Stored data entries
+ + + + + + +

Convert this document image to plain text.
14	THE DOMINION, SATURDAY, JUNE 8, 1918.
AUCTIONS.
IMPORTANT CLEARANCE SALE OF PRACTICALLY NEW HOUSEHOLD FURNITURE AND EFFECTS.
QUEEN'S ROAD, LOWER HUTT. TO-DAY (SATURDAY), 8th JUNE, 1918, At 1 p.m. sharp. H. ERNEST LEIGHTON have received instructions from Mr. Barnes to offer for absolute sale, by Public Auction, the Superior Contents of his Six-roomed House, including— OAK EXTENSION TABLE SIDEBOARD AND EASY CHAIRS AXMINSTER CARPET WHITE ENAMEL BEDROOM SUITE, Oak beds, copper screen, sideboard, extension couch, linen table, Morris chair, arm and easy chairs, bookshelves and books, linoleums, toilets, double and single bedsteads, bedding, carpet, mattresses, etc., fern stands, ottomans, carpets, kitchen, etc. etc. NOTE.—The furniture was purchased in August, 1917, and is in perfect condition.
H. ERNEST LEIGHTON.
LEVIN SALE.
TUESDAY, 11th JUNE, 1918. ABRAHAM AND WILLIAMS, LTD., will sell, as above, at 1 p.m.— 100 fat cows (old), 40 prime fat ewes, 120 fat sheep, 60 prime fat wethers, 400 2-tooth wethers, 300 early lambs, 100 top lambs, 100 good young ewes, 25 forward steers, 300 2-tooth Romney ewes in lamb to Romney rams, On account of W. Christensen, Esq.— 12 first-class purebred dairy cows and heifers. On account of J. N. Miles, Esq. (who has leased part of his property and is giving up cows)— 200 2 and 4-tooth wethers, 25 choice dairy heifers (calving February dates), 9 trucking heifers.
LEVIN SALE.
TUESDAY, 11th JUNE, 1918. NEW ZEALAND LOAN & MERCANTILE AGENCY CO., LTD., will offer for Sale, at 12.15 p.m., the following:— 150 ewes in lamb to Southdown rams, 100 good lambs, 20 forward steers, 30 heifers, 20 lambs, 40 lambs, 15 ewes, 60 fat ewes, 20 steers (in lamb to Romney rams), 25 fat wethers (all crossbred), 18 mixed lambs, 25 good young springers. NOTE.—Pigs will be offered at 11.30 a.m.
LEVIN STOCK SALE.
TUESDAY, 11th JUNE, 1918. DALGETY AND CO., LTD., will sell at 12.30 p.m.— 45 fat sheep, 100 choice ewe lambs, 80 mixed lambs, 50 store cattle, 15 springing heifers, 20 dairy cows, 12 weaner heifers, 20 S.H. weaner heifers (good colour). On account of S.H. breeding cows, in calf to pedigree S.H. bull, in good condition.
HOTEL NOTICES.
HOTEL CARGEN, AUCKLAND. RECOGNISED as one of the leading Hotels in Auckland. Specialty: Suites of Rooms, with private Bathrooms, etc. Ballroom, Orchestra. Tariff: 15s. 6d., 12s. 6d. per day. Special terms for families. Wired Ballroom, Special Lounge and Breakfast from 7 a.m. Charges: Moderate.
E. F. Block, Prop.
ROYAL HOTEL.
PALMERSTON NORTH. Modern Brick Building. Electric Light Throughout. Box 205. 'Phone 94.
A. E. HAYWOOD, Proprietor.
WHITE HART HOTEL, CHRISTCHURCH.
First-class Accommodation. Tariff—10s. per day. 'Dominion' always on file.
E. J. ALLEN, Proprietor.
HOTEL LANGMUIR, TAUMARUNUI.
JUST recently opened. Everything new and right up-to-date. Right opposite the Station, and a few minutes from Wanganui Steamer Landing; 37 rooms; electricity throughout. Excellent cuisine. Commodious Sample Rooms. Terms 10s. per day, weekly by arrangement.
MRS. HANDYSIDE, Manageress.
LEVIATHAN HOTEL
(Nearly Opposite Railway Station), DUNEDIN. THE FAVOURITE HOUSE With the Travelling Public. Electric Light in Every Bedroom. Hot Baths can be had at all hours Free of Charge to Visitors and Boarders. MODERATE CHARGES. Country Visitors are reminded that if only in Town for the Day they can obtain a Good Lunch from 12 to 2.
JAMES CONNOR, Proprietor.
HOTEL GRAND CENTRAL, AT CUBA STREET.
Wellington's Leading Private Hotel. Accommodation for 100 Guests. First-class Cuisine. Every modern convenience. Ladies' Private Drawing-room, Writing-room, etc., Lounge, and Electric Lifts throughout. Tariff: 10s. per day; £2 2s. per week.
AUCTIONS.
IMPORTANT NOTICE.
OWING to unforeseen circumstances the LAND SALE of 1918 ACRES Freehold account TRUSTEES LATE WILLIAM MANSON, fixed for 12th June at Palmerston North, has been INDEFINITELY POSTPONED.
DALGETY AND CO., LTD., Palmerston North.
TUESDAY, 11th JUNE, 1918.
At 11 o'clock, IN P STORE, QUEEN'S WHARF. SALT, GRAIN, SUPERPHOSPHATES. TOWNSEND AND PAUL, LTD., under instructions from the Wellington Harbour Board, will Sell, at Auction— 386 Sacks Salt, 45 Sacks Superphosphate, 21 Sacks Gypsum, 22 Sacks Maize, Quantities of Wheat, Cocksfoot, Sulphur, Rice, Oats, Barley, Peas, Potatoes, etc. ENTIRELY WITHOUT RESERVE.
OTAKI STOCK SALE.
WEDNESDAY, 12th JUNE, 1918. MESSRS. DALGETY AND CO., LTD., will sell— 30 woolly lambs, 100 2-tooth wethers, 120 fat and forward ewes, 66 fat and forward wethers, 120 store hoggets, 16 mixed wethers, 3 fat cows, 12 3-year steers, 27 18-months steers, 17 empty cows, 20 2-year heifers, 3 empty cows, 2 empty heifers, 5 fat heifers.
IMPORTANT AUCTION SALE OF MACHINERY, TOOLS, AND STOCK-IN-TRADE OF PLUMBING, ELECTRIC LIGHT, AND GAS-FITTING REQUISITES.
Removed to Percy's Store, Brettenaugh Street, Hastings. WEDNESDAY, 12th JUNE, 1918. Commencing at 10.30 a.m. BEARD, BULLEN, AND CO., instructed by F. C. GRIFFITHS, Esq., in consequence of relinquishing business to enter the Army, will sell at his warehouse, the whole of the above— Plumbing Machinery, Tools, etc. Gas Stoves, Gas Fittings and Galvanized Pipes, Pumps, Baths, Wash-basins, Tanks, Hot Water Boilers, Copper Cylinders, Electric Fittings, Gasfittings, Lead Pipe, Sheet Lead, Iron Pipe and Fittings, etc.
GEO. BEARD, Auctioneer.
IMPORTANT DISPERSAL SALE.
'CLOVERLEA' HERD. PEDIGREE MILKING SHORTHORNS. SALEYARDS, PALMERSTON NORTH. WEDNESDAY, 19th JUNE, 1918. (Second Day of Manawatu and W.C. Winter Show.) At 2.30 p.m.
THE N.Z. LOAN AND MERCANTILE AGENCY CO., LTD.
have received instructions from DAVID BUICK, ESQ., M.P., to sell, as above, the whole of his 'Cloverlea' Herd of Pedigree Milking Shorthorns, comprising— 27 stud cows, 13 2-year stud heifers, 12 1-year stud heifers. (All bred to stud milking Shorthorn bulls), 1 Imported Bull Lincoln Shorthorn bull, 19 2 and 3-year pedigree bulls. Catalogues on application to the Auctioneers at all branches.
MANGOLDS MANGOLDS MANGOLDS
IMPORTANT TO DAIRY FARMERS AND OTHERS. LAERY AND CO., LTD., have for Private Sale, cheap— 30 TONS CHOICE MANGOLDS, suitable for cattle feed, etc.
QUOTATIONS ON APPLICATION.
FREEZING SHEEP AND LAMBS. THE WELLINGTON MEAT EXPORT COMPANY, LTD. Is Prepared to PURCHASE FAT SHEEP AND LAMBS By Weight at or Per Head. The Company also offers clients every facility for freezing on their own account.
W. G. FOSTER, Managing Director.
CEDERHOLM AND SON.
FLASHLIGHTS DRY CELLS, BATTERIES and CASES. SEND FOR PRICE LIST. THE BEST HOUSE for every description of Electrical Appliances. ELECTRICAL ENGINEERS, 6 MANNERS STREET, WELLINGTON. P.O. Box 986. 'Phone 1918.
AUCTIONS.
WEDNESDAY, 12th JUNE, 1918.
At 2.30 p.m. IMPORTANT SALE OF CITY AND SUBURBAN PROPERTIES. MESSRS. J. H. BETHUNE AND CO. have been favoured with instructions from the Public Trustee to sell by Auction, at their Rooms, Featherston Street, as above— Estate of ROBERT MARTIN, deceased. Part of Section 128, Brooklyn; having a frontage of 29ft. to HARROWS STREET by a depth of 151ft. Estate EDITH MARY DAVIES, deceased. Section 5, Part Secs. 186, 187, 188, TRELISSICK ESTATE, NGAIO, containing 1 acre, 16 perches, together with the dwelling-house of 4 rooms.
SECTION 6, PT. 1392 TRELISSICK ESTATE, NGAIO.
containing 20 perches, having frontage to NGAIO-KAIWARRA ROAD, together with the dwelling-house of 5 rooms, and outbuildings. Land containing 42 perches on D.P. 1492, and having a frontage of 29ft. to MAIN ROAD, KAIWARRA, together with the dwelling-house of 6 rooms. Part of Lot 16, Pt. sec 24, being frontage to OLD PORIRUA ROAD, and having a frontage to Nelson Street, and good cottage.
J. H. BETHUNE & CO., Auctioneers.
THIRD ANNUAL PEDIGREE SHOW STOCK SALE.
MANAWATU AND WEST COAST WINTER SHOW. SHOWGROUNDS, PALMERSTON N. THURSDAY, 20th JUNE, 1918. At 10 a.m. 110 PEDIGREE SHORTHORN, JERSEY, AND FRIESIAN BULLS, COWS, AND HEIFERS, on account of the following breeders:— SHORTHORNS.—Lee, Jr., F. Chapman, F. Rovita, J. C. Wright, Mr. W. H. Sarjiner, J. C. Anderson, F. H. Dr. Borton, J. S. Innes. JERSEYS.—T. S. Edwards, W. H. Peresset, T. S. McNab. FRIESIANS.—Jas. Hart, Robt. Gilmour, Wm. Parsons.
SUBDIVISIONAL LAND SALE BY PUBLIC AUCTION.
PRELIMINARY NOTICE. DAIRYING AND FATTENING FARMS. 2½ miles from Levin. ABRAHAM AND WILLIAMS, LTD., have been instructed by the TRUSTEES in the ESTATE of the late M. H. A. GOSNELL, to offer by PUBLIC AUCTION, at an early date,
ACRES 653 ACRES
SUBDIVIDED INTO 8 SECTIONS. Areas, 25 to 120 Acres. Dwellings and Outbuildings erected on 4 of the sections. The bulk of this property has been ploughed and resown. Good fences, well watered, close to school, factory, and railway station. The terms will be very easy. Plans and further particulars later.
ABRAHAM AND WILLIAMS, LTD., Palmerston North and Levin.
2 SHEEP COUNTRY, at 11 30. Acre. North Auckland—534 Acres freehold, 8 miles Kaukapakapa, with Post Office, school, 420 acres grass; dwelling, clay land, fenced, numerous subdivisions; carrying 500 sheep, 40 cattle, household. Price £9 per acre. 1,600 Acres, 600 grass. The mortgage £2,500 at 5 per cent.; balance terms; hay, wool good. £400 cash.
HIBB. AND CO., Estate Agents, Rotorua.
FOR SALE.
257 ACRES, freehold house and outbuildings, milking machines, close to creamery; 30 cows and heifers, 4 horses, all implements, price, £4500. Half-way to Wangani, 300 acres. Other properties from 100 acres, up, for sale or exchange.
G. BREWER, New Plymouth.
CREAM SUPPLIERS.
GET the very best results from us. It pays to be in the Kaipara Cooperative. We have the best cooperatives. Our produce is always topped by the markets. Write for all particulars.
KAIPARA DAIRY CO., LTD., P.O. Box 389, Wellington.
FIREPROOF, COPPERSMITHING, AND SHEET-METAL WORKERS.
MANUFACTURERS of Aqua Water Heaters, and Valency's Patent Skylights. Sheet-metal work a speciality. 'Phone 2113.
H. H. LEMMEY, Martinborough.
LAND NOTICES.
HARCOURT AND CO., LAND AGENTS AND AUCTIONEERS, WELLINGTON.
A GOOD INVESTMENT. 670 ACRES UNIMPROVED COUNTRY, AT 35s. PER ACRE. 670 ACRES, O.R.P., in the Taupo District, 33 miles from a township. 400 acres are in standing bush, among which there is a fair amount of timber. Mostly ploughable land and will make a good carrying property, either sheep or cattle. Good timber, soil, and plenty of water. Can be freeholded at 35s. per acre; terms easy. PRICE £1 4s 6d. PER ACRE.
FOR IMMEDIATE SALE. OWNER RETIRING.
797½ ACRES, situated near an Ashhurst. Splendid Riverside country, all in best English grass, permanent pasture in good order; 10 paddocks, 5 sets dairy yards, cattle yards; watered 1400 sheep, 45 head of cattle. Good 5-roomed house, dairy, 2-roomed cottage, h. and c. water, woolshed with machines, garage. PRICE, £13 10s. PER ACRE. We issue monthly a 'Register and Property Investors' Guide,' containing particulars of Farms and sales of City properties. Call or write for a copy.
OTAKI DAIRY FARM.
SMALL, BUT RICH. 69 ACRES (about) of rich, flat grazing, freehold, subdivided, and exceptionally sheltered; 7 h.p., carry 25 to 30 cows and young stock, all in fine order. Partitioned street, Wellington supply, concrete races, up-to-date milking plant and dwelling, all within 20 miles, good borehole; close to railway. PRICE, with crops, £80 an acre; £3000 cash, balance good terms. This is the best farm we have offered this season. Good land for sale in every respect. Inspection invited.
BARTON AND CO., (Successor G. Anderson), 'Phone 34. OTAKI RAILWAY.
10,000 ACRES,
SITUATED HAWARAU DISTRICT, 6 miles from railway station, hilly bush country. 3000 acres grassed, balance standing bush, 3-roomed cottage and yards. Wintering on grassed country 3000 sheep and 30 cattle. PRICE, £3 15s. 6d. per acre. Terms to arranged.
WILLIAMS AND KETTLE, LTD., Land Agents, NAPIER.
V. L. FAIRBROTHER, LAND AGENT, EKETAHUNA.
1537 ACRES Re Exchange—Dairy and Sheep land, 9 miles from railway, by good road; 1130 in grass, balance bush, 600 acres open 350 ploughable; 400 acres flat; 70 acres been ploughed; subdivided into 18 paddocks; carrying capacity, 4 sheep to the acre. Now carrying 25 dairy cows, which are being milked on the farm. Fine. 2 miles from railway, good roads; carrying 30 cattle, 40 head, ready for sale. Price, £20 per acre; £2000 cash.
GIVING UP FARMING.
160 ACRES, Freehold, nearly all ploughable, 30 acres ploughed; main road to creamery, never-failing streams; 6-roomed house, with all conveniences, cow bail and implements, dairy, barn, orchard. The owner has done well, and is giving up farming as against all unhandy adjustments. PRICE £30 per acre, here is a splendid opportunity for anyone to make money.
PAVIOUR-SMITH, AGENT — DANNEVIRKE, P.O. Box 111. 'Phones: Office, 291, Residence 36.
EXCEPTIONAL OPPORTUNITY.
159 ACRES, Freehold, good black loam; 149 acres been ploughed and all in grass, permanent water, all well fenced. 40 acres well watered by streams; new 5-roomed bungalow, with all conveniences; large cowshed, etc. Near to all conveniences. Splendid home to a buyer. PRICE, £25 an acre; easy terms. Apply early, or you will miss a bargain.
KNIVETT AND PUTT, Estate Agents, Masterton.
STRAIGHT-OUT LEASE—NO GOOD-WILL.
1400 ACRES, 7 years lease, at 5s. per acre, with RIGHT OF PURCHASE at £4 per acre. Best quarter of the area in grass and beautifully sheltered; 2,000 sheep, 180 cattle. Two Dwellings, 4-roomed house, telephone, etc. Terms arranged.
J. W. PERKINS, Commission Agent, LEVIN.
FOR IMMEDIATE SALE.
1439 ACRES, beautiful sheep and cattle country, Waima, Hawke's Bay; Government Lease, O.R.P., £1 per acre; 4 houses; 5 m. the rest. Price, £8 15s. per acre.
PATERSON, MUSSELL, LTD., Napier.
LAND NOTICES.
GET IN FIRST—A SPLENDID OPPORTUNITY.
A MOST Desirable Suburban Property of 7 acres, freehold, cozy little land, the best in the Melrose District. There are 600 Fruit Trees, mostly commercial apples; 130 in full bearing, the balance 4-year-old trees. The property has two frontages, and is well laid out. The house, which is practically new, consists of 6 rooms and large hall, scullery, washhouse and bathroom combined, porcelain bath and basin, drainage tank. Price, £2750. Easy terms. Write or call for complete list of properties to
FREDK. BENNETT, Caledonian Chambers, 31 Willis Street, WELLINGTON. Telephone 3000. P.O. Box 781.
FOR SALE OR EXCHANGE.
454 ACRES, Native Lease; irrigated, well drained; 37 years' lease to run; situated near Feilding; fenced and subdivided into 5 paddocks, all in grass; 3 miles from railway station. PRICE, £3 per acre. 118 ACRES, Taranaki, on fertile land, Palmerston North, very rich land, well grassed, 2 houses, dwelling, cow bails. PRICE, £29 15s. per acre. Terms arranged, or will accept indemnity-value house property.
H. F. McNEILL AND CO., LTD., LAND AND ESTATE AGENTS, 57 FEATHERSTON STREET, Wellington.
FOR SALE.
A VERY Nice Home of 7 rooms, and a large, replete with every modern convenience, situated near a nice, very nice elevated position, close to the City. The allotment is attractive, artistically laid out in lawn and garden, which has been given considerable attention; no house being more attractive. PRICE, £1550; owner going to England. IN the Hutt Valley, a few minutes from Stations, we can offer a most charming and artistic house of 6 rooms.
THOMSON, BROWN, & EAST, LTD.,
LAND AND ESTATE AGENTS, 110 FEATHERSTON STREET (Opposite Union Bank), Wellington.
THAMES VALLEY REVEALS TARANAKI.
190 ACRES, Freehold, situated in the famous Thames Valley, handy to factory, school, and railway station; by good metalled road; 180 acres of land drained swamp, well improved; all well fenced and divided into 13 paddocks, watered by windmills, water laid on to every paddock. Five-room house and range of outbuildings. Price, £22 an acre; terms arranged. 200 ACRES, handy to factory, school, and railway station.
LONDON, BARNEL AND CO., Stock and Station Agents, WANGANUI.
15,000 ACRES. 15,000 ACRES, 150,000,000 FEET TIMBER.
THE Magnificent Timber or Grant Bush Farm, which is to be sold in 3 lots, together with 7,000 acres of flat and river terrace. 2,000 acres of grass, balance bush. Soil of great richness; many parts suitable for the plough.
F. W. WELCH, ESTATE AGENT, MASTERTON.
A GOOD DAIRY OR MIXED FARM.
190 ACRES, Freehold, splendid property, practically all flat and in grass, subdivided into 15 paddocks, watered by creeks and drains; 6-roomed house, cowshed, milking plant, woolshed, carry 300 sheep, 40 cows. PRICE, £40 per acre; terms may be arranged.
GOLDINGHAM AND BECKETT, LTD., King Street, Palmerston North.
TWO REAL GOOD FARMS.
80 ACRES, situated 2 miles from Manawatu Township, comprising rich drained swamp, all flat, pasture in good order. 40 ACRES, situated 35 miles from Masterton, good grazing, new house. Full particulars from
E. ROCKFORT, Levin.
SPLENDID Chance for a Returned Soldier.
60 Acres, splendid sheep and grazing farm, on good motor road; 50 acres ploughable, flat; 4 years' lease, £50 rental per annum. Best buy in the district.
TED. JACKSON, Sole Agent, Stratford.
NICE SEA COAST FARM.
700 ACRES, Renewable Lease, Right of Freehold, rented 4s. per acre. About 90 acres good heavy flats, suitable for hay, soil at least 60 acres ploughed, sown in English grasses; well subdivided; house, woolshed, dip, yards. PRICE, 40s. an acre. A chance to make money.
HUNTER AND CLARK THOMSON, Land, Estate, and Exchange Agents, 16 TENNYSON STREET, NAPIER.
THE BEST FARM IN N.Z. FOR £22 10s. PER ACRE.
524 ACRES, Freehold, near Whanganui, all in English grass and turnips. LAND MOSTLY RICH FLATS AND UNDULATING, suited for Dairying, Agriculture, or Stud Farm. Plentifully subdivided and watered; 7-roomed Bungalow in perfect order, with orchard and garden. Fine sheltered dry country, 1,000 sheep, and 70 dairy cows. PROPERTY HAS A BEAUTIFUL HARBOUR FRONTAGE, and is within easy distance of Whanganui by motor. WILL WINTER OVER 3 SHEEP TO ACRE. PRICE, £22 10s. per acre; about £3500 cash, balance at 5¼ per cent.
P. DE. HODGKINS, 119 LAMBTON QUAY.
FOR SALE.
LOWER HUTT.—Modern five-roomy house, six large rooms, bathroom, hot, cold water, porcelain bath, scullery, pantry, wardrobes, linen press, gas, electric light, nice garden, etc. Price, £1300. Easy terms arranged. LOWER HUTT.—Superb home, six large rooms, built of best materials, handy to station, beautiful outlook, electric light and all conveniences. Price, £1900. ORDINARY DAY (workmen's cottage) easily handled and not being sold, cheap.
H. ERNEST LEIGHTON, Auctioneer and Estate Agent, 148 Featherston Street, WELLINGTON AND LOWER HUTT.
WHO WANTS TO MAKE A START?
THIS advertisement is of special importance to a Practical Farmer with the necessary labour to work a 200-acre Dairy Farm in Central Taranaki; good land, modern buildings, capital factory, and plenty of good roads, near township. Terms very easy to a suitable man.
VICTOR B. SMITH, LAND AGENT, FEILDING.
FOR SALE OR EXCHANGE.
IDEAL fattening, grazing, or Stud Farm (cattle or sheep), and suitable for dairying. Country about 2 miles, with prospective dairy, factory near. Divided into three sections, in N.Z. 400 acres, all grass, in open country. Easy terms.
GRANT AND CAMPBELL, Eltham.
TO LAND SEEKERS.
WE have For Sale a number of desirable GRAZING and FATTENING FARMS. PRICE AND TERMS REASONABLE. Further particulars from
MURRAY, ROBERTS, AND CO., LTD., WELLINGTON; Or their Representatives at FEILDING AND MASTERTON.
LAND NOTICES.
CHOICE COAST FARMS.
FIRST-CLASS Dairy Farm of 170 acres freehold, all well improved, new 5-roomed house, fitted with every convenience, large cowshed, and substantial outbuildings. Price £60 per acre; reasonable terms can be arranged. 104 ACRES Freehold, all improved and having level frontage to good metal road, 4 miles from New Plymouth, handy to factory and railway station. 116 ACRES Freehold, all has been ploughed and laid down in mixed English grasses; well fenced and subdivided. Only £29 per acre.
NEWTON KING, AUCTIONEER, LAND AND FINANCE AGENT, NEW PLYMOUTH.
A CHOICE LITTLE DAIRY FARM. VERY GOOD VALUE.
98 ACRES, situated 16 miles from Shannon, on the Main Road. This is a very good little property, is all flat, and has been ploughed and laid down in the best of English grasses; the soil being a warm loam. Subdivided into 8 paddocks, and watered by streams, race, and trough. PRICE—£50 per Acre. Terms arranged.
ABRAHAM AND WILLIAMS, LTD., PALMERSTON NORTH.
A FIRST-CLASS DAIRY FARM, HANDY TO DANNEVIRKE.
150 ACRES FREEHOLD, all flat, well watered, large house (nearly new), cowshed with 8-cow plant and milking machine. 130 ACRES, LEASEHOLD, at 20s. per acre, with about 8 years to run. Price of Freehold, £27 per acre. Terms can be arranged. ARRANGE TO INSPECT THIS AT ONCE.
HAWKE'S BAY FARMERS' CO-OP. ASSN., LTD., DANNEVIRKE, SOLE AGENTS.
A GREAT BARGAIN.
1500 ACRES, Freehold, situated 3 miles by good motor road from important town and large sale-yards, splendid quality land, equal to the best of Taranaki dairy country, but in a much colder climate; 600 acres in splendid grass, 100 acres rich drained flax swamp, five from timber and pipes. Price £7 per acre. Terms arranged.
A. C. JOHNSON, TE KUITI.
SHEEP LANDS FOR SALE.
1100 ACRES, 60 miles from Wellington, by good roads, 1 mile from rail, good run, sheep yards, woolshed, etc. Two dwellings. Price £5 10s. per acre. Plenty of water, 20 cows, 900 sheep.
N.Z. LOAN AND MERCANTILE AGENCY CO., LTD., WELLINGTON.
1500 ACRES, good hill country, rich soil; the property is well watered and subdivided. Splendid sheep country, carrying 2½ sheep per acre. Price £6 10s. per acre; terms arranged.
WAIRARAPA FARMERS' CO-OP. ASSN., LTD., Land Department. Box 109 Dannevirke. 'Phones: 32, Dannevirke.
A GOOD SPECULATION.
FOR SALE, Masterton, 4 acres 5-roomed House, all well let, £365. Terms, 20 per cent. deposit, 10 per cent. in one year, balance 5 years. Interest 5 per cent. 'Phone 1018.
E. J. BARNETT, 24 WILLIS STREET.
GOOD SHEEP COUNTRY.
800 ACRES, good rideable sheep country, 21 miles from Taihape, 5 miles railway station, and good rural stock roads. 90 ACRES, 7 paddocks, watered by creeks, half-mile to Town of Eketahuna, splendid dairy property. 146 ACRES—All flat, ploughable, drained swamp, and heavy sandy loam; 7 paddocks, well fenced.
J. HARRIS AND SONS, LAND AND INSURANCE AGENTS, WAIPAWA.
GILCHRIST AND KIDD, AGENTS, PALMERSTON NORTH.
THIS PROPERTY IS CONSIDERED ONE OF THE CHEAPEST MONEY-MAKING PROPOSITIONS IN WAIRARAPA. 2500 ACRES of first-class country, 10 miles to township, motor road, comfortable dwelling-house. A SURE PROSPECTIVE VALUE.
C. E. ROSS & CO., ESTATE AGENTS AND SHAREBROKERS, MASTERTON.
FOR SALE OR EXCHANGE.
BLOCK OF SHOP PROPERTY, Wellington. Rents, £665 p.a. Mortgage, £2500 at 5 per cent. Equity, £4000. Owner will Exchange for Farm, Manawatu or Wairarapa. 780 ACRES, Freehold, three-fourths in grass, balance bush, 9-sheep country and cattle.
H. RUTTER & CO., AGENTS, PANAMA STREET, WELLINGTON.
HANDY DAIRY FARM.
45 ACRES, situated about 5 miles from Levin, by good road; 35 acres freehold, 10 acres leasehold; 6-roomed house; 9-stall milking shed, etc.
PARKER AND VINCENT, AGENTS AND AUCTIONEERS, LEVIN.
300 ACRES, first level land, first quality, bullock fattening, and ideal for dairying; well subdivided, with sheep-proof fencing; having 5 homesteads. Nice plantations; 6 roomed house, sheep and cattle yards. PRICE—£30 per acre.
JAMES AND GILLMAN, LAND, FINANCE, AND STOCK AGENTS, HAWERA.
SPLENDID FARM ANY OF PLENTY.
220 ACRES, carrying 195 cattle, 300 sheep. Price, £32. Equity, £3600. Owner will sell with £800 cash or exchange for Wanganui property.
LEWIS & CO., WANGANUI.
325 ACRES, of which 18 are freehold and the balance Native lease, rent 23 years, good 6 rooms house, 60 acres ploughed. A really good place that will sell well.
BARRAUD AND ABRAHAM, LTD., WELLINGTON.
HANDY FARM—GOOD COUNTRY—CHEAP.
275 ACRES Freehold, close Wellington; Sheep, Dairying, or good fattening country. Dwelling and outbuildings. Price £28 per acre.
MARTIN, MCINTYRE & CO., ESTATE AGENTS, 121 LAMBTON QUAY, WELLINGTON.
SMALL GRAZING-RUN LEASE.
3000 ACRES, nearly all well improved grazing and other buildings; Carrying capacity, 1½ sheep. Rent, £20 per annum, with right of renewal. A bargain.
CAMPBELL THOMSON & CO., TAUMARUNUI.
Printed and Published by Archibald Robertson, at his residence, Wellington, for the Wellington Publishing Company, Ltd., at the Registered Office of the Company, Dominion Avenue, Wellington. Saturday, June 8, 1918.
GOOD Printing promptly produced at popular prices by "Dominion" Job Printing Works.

+ + + + + + +

→ **DIRECTIONS**
Copy out, from the records above, every line that holds the string "sections".

→ **TASK RESPONSE**
SUBDIVIDED INTO 8 SECTIONS. Areas, 25 to 120 Acres. Dwellings and Outbuildings erected on 4 of the sections. The bulk of this property has been ploughed and resown. Good fences, well watered, close to school, factory, and railway station. The terms will be very easy. Plans and further particulars later.
IDEAL fattening, grazing, or Stud Farm (cattle or sheep), and suitable for dairying. Country about 2 miles, with prospective dairy, factory near. Divided into three sections, in N.Z. 400 acres, all grass, in open country. Easy terms.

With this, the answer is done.